__Challenge__
Extract from the listing each line in which the word "icon" appears.

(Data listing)
━━━━━━━━
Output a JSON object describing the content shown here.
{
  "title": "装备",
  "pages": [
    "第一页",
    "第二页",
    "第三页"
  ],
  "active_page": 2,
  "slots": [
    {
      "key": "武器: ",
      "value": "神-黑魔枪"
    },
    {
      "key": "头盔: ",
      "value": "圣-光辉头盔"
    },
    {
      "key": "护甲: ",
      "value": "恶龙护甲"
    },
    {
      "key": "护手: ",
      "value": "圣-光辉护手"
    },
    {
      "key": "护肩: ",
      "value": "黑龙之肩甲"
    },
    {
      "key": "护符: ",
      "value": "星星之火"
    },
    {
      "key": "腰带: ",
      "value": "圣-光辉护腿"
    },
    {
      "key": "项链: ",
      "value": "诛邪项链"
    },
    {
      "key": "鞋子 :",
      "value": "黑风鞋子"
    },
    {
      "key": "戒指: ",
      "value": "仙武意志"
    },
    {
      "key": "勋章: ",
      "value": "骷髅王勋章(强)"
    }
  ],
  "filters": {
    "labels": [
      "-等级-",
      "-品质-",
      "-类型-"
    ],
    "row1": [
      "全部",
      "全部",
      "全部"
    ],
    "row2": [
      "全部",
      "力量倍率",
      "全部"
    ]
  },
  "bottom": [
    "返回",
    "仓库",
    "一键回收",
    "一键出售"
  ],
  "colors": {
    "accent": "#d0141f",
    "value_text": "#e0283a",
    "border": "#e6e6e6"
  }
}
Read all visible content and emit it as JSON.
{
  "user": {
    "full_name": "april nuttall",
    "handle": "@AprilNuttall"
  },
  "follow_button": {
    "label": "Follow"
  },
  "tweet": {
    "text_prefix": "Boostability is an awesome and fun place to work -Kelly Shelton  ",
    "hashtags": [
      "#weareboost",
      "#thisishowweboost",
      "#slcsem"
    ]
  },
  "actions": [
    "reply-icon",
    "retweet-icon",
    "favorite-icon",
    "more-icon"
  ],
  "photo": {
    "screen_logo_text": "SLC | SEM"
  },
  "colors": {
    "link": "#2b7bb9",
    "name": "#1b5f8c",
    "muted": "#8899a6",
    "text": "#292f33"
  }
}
━━━━━━━━
__Answer to the exercise__
    "reply-icon",
    "retweet-icon",
    "favorite-icon",
    "more-icon"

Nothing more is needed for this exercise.